GIVEN RECORDS:
>> Begin

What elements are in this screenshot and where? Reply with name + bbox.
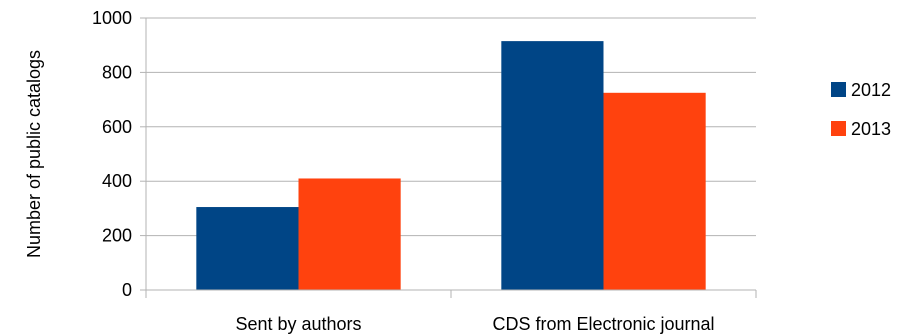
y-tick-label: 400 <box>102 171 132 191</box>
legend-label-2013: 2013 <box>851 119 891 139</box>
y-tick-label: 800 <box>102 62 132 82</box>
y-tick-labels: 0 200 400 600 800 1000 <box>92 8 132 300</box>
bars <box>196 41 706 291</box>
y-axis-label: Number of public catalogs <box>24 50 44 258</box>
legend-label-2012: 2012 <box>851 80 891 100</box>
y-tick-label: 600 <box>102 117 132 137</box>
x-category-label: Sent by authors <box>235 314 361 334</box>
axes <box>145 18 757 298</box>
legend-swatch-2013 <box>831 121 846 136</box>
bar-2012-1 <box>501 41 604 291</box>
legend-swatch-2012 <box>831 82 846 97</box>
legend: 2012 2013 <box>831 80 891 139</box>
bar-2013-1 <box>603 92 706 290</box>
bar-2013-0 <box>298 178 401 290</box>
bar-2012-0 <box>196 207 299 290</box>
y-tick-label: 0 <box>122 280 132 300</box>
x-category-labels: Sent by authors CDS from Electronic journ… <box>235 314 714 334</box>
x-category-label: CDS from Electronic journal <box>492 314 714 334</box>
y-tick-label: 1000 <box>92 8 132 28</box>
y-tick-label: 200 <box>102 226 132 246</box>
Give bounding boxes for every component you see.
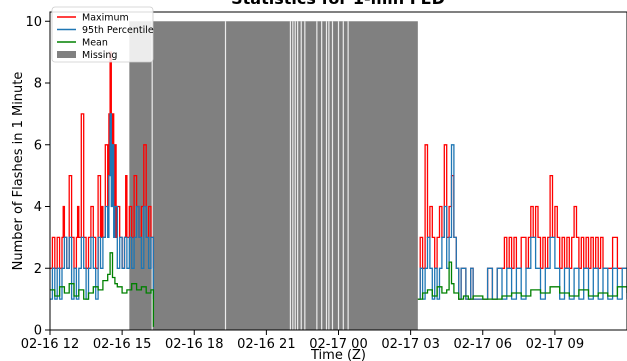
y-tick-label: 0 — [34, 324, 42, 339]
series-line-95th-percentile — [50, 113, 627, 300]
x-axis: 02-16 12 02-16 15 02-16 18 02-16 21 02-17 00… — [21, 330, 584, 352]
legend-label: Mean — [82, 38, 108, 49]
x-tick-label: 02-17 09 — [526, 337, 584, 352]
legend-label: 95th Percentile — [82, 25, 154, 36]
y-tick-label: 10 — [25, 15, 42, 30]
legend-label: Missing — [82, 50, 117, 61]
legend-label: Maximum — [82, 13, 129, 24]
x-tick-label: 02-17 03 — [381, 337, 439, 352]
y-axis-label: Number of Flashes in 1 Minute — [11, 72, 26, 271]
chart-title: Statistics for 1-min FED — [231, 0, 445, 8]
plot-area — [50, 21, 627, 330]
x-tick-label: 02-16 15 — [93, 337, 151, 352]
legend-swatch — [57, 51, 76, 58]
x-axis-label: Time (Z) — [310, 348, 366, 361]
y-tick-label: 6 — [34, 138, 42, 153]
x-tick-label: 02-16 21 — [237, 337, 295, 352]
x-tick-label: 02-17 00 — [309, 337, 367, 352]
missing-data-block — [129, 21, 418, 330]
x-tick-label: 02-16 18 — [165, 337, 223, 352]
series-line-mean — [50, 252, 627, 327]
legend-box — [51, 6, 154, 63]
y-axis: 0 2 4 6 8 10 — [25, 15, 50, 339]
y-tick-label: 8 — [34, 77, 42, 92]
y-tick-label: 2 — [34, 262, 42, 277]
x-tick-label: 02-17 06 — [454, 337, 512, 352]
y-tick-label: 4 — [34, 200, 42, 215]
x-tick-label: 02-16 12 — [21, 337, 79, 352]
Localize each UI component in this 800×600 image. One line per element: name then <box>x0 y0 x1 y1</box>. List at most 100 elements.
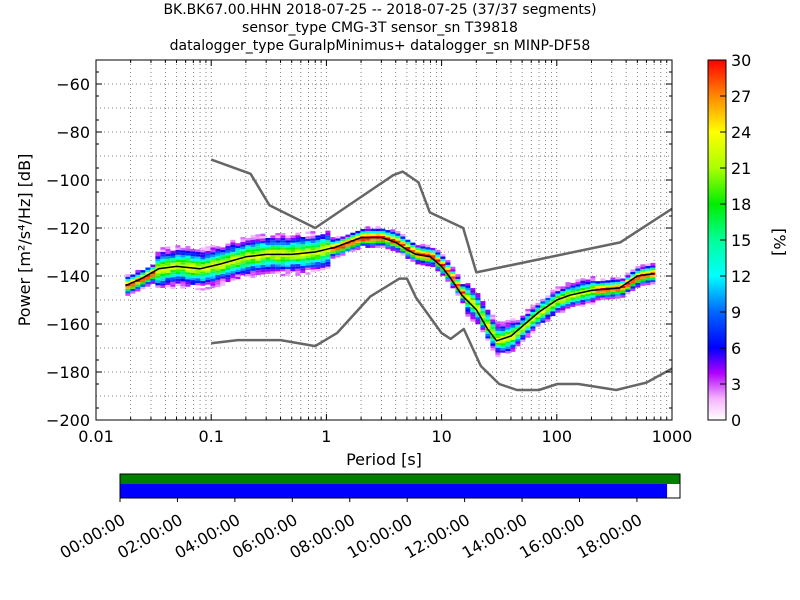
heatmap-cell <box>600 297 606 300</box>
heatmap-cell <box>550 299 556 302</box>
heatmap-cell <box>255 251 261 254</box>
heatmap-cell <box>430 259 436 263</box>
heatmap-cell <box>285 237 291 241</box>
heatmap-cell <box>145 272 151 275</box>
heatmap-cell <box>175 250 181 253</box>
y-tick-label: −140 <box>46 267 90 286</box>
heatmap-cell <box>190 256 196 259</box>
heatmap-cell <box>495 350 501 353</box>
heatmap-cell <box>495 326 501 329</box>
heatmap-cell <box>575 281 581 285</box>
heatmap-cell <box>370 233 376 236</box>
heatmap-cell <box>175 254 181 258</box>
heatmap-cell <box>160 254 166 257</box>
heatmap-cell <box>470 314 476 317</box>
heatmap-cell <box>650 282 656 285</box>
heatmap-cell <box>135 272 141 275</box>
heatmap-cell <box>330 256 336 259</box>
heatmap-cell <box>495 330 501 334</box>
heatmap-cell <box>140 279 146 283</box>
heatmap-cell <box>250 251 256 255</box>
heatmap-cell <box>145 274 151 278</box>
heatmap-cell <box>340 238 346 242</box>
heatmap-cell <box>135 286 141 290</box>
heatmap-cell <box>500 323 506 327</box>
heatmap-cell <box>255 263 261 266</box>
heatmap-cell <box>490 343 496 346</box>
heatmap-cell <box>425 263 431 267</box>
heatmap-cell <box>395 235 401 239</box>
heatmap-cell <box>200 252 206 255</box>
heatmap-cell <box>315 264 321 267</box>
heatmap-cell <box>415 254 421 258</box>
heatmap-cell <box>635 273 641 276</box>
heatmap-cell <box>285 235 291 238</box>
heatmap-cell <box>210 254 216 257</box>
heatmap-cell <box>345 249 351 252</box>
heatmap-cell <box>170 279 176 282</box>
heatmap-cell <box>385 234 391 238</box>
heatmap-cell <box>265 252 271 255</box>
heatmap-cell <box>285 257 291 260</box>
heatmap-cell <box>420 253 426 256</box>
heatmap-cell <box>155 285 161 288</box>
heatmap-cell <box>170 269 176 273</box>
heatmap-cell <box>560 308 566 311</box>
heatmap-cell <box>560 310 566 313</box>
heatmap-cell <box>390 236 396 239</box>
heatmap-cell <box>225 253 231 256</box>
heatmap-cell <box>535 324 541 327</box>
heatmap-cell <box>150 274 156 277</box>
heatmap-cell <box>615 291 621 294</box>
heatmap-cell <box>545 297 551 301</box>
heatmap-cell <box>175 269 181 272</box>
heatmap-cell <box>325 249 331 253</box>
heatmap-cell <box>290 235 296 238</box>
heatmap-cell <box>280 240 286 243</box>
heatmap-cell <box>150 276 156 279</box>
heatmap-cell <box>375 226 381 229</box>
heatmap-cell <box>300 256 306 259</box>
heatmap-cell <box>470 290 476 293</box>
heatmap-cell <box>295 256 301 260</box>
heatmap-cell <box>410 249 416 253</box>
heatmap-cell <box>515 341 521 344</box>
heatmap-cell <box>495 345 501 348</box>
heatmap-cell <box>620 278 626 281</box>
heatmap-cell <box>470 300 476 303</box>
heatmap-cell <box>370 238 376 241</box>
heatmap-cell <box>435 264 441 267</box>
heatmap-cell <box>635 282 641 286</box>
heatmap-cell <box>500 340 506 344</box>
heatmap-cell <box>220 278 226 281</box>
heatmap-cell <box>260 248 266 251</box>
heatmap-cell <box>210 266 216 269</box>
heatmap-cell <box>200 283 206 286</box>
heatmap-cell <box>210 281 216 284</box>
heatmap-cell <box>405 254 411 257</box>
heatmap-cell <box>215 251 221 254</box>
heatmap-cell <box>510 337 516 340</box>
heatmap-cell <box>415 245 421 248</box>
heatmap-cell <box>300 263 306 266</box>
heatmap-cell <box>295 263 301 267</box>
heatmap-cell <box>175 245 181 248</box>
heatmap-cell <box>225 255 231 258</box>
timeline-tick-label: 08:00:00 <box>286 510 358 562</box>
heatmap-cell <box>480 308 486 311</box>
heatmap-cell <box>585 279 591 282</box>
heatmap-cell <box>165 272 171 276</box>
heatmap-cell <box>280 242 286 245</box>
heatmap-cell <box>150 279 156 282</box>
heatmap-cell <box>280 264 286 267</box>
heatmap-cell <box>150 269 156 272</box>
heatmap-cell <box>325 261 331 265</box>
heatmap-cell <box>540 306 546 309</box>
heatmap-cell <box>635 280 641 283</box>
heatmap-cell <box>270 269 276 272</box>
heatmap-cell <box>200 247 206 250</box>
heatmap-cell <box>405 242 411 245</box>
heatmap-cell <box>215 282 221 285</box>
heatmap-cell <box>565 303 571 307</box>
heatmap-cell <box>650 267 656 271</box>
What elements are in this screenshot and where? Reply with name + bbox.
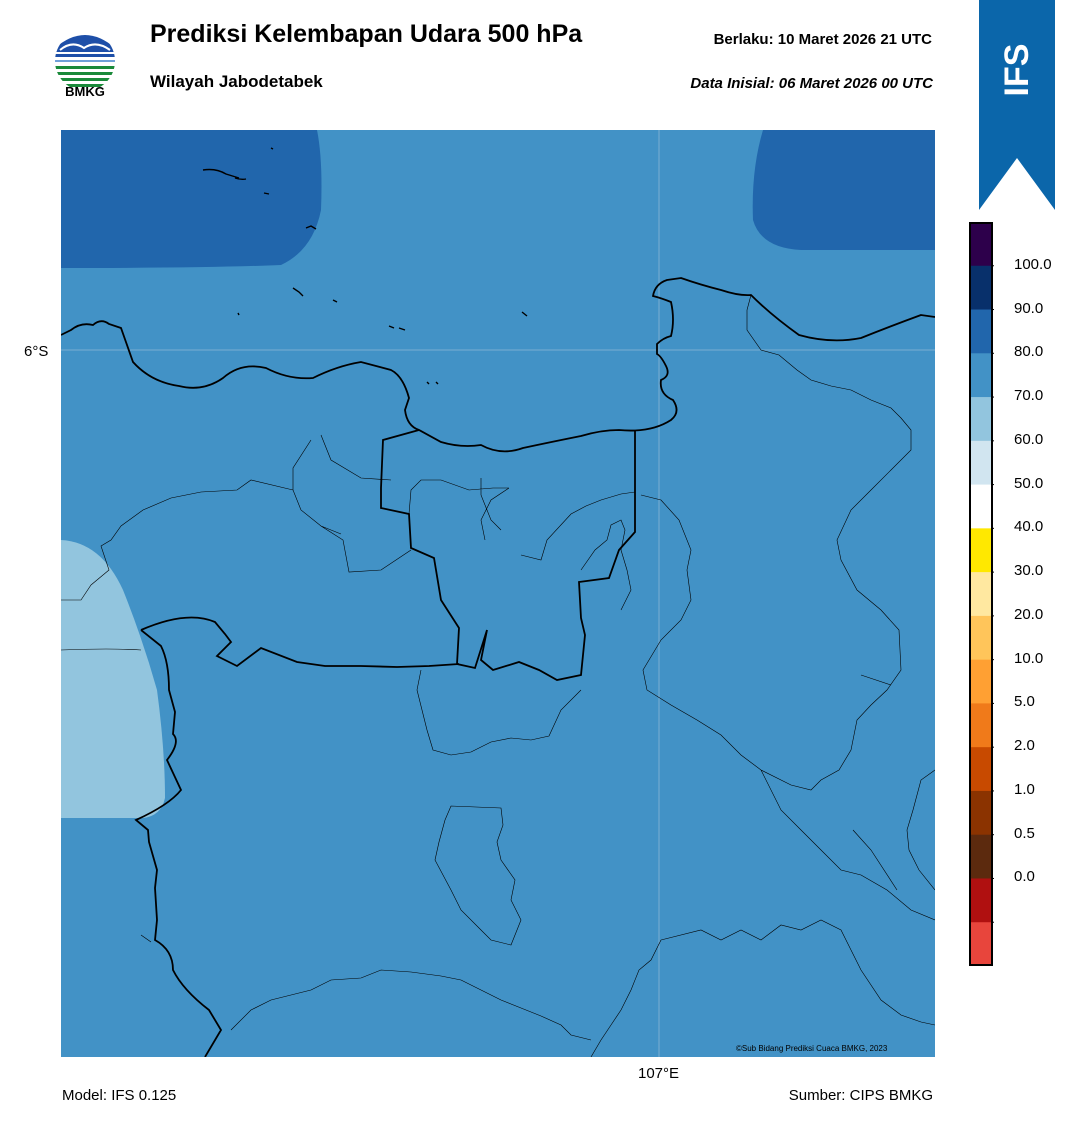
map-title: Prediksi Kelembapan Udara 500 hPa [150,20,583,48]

>> End

WHAT YOU ARE ASKED TO DO:
Start at the line that has "y-tick-label: 400 <box>102 171 132 191</box>" and stop after the line that has "legend-swatch-2013 <box>831 121 846 136</box>". Write out those lines again with "Sent by authors" swapped for "Submitted by authors" and everything else left as it is.

WORKED SOLUTION:
y-tick-label: 400 <box>102 171 132 191</box>
legend-label-2013: 2013 <box>851 119 891 139</box>
y-tick-label: 800 <box>102 62 132 82</box>
y-tick-labels: 0 200 400 600 800 1000 <box>92 8 132 300</box>
bars <box>196 41 706 291</box>
y-axis-label: Number of public catalogs <box>24 50 44 258</box>
legend-label-2012: 2012 <box>851 80 891 100</box>
y-tick-label: 600 <box>102 117 132 137</box>
x-category-label: Submitted by authors <box>235 314 361 334</box>
axes <box>145 18 757 298</box>
legend-swatch-2013 <box>831 121 846 136</box>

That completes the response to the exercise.